Print every record below exactly as written.
=== Exercise inputs ===
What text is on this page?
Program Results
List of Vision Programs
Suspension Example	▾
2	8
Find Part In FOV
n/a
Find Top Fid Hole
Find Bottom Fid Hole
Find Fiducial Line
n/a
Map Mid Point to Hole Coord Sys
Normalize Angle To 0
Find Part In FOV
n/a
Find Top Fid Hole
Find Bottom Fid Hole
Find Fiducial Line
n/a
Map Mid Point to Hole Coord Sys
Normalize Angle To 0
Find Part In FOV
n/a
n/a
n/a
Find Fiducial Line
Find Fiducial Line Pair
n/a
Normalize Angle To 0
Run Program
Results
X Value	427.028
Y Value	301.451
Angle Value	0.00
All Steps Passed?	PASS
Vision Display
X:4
===
◆ The reply:
What text is on this page?
Program Results
List of Vision Programs
Suspension Example	▾
2	8
Find Part In FOV
n/a
Find Top Fid Hole
Find Bottom Fid Hole
Find Fiducial Line
n/a
Map Mid Point to Hole Coord Sys
Normalize Angle To 0
Find Part In FOV
n/a
Find Top Fid Hole
Find Bottom Fid Hole
Find Fiducial Line
n/a
Map Mid Point to Hole Coord Sys
Normalize Angle To 0
Find Part In FOV
n/a
n/a
n/a
Find Fiducial Line
Find Fiducial Line Pair
n/a
Normalize Angle To 0
Run Program
Results
X Value	427.028
Y Value	301.451
Angle Value	0.00
All Steps Passed?	PASS
Vision Display
X:4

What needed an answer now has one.